■ **REQUIRED WORK**: Can you change each "arrowhead" in the lines below to "arrow tip" and leave everything else unchanged?

[start LISTED ENTRIES]

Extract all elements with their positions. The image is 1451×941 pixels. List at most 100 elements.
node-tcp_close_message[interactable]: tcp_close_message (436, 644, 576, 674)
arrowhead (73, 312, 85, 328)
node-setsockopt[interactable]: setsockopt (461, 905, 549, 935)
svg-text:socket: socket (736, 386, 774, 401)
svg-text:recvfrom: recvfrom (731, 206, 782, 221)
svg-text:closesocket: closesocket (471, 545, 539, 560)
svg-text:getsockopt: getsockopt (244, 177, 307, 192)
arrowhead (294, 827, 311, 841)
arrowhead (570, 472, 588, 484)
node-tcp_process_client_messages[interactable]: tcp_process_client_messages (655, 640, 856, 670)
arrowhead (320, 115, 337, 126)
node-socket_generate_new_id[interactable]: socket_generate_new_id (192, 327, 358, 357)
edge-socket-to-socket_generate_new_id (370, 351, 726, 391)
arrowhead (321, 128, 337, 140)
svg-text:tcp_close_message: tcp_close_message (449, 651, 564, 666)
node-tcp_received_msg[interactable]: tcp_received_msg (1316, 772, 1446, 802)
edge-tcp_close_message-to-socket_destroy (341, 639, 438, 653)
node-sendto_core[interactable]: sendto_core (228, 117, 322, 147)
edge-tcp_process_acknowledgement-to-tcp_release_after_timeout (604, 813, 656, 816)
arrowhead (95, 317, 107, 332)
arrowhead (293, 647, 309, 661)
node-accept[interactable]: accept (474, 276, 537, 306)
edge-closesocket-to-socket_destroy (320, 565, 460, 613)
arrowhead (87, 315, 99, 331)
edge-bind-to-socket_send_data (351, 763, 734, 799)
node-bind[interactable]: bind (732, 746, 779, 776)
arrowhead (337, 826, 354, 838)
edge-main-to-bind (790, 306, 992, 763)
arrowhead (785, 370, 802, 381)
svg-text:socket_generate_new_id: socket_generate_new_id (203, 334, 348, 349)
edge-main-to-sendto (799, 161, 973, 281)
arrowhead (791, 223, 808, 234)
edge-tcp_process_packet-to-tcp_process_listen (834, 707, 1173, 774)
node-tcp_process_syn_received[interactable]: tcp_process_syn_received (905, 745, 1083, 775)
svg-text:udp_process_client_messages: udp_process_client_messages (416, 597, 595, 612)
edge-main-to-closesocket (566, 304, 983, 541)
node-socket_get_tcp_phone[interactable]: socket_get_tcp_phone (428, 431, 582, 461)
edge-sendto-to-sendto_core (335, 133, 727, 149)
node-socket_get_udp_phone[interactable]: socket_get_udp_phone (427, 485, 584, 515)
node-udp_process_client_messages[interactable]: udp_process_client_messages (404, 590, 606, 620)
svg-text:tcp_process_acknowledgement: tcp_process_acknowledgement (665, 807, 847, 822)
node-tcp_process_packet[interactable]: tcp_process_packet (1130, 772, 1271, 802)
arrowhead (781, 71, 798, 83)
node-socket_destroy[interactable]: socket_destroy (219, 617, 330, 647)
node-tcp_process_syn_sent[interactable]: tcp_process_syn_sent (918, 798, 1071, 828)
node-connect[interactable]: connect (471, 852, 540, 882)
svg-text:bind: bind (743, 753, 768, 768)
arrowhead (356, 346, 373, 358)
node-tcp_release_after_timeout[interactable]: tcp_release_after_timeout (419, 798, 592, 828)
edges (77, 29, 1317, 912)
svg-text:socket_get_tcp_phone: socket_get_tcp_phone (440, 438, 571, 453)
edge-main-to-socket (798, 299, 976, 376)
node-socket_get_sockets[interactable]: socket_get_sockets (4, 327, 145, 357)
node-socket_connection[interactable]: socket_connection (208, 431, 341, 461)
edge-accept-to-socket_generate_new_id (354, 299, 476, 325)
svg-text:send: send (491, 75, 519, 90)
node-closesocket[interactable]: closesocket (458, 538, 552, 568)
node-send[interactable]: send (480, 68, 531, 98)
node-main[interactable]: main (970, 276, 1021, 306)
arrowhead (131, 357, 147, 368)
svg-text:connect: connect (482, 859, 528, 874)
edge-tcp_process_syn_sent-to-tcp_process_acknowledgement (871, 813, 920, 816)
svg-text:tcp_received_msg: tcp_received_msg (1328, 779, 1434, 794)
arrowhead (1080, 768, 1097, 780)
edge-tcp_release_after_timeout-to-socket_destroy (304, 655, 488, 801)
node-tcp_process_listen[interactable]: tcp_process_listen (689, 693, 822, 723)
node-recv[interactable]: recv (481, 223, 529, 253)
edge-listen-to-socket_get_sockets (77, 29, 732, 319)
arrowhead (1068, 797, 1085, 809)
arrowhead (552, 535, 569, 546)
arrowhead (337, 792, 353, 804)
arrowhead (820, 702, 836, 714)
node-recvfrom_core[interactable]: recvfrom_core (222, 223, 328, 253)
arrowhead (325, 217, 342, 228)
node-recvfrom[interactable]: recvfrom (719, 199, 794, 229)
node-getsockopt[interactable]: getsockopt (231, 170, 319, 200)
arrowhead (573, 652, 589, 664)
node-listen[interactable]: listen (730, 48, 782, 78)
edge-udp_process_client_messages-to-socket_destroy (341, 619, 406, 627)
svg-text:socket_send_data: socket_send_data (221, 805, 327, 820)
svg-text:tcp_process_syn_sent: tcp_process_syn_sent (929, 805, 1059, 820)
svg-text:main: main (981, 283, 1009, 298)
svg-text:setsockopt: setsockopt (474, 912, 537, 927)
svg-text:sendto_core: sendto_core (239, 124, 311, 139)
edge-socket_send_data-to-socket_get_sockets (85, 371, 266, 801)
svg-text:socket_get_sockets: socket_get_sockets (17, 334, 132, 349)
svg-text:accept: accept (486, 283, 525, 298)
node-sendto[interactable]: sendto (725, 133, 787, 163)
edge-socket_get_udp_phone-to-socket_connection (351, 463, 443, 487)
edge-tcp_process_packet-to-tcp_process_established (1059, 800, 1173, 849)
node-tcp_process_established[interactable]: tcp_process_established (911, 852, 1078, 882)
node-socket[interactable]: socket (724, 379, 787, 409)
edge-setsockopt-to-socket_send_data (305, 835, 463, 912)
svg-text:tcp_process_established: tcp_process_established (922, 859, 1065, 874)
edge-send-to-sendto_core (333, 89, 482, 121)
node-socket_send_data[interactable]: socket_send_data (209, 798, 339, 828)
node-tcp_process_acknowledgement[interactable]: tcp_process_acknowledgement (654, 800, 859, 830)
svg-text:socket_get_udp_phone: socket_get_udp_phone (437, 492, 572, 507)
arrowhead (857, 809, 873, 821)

[end LISTED ENTRIES]

■ **THE OUTPUT**:
Extract all elements with their positions. The image is 1451×941 pixels. List at most 100 elements.
node-tcp_close_message[interactable]: tcp_close_message (436, 644, 576, 674)
arrow tip (73, 312, 85, 328)
node-setsockopt[interactable]: setsockopt (461, 905, 549, 935)
svg-text:socket: socket (736, 386, 774, 401)
svg-text:recvfrom: recvfrom (731, 206, 782, 221)
svg-text:closesocket: closesocket (471, 545, 539, 560)
svg-text:getsockopt: getsockopt (244, 177, 307, 192)
arrow tip (294, 827, 311, 841)
arrow tip (570, 472, 588, 484)
node-tcp_process_client_messages[interactable]: tcp_process_client_messages (655, 640, 856, 670)
arrow tip (320, 115, 337, 126)
node-socket_generate_new_id[interactable]: socket_generate_new_id (192, 327, 358, 357)
edge-socket-to-socket_generate_new_id (370, 351, 726, 391)
arrow tip (321, 128, 337, 140)
svg-text:tcp_close_message: tcp_close_message (449, 651, 564, 666)
node-tcp_received_msg[interactable]: tcp_received_msg (1316, 772, 1446, 802)
edge-tcp_close_message-to-socket_destroy (341, 639, 438, 653)
node-sendto_core[interactable]: sendto_core (228, 117, 322, 147)
edge-tcp_process_acknowledgement-to-tcp_release_after_timeout (604, 813, 656, 816)
arrow tip (95, 317, 107, 332)
arrow tip (293, 647, 309, 661)
node-accept[interactable]: accept (474, 276, 537, 306)
edge-closesocket-to-socket_destroy (320, 565, 460, 613)
arrow tip (87, 315, 99, 331)
edge-bind-to-socket_send_data (351, 763, 734, 799)
node-bind[interactable]: bind (732, 746, 779, 776)
arrow tip (337, 826, 354, 838)
edge-main-to-bind (790, 306, 992, 763)
arrow tip (785, 370, 802, 381)
svg-text:socket_generate_new_id: socket_generate_new_id (203, 334, 348, 349)
edge-main-to-sendto (799, 161, 973, 281)
arrow tip (791, 223, 808, 234)
edge-tcp_process_packet-to-tcp_process_listen (834, 707, 1173, 774)
node-tcp_process_syn_received[interactable]: tcp_process_syn_received (905, 745, 1083, 775)
svg-text:udp_process_client_messages: udp_process_client_messages (416, 597, 595, 612)
edge-main-to-closesocket (566, 304, 983, 541)
node-socket_get_tcp_phone[interactable]: socket_get_tcp_phone (428, 431, 582, 461)
edge-sendto-to-sendto_core (335, 133, 727, 149)
node-socket_get_udp_phone[interactable]: socket_get_udp_phone (427, 485, 584, 515)
node-udp_process_client_messages[interactable]: udp_process_client_messages (404, 590, 606, 620)
svg-text:tcp_process_acknowledgement: tcp_process_acknowledgement (665, 807, 847, 822)
node-tcp_process_packet[interactable]: tcp_process_packet (1130, 772, 1271, 802)
arrow tip (781, 71, 798, 83)
node-socket_destroy[interactable]: socket_destroy (219, 617, 330, 647)
node-tcp_process_syn_sent[interactable]: tcp_process_syn_sent (918, 798, 1071, 828)
node-connect[interactable]: connect (471, 852, 540, 882)
svg-text:bind: bind (743, 753, 768, 768)
arrow tip (356, 346, 373, 358)
node-tcp_release_after_timeout[interactable]: tcp_release_after_timeout (419, 798, 592, 828)
edges (77, 29, 1317, 912)
svg-text:socket_get_tcp_phone: socket_get_tcp_phone (440, 438, 571, 453)
edge-main-to-socket (798, 299, 976, 376)
node-socket_get_sockets[interactable]: socket_get_sockets (4, 327, 145, 357)
node-socket_connection[interactable]: socket_connection (208, 431, 341, 461)
edge-accept-to-socket_generate_new_id (354, 299, 476, 325)
svg-text:send: send (491, 75, 519, 90)
node-closesocket[interactable]: closesocket (458, 538, 552, 568)
node-send[interactable]: send (480, 68, 531, 98)
node-main[interactable]: main (970, 276, 1021, 306)
arrow tip (131, 357, 147, 368)
svg-text:connect: connect (482, 859, 528, 874)
edge-tcp_process_syn_sent-to-tcp_process_acknowledgement (871, 813, 920, 816)
svg-text:tcp_received_msg: tcp_received_msg (1328, 779, 1434, 794)
arrow tip (1080, 768, 1097, 780)
edge-tcp_release_after_timeout-to-socket_destroy (304, 655, 488, 801)
node-tcp_process_listen[interactable]: tcp_process_listen (689, 693, 822, 723)
node-recv[interactable]: recv (481, 223, 529, 253)
edge-listen-to-socket_get_sockets (77, 29, 732, 319)
arrow tip (1068, 797, 1085, 809)
arrow tip (552, 535, 569, 546)
arrow tip (337, 792, 353, 804)
arrow tip (820, 702, 836, 714)
node-recvfrom_core[interactable]: recvfrom_core (222, 223, 328, 253)
arrow tip (325, 217, 342, 228)
node-recvfrom[interactable]: recvfrom (719, 199, 794, 229)
node-getsockopt[interactable]: getsockopt (231, 170, 319, 200)
arrow tip (573, 652, 589, 664)
node-listen[interactable]: listen (730, 48, 782, 78)
edge-udp_process_client_messages-to-socket_destroy (341, 619, 406, 627)
svg-text:socket_send_data: socket_send_data (221, 805, 327, 820)
svg-text:tcp_process_syn_sent: tcp_process_syn_sent (929, 805, 1059, 820)
svg-text:main: main (981, 283, 1009, 298)
svg-text:setsockopt: setsockopt (474, 912, 537, 927)
svg-text:sendto_core: sendto_core (239, 124, 311, 139)
edge-socket_send_data-to-socket_get_sockets (85, 371, 266, 801)
svg-text:socket_get_sockets: socket_get_sockets (17, 334, 132, 349)
svg-text:accept: accept (486, 283, 525, 298)
node-sendto[interactable]: sendto (725, 133, 787, 163)
edge-socket_get_udp_phone-to-socket_connection (351, 463, 443, 487)
edge-tcp_process_packet-to-tcp_process_established (1059, 800, 1173, 849)
node-tcp_process_established[interactable]: tcp_process_established (911, 852, 1078, 882)
node-socket[interactable]: socket (724, 379, 787, 409)
edge-setsockopt-to-socket_send_data (305, 835, 463, 912)
svg-text:tcp_process_established: tcp_process_established (922, 859, 1065, 874)
edge-send-to-sendto_core (333, 89, 482, 121)
node-socket_send_data[interactable]: socket_send_data (209, 798, 339, 828)
node-tcp_process_acknowledgement[interactable]: tcp_process_acknowledgement (654, 800, 859, 830)
svg-text:socket_get_udp_phone: socket_get_udp_phone (437, 492, 572, 507)
arrow tip (857, 809, 873, 821)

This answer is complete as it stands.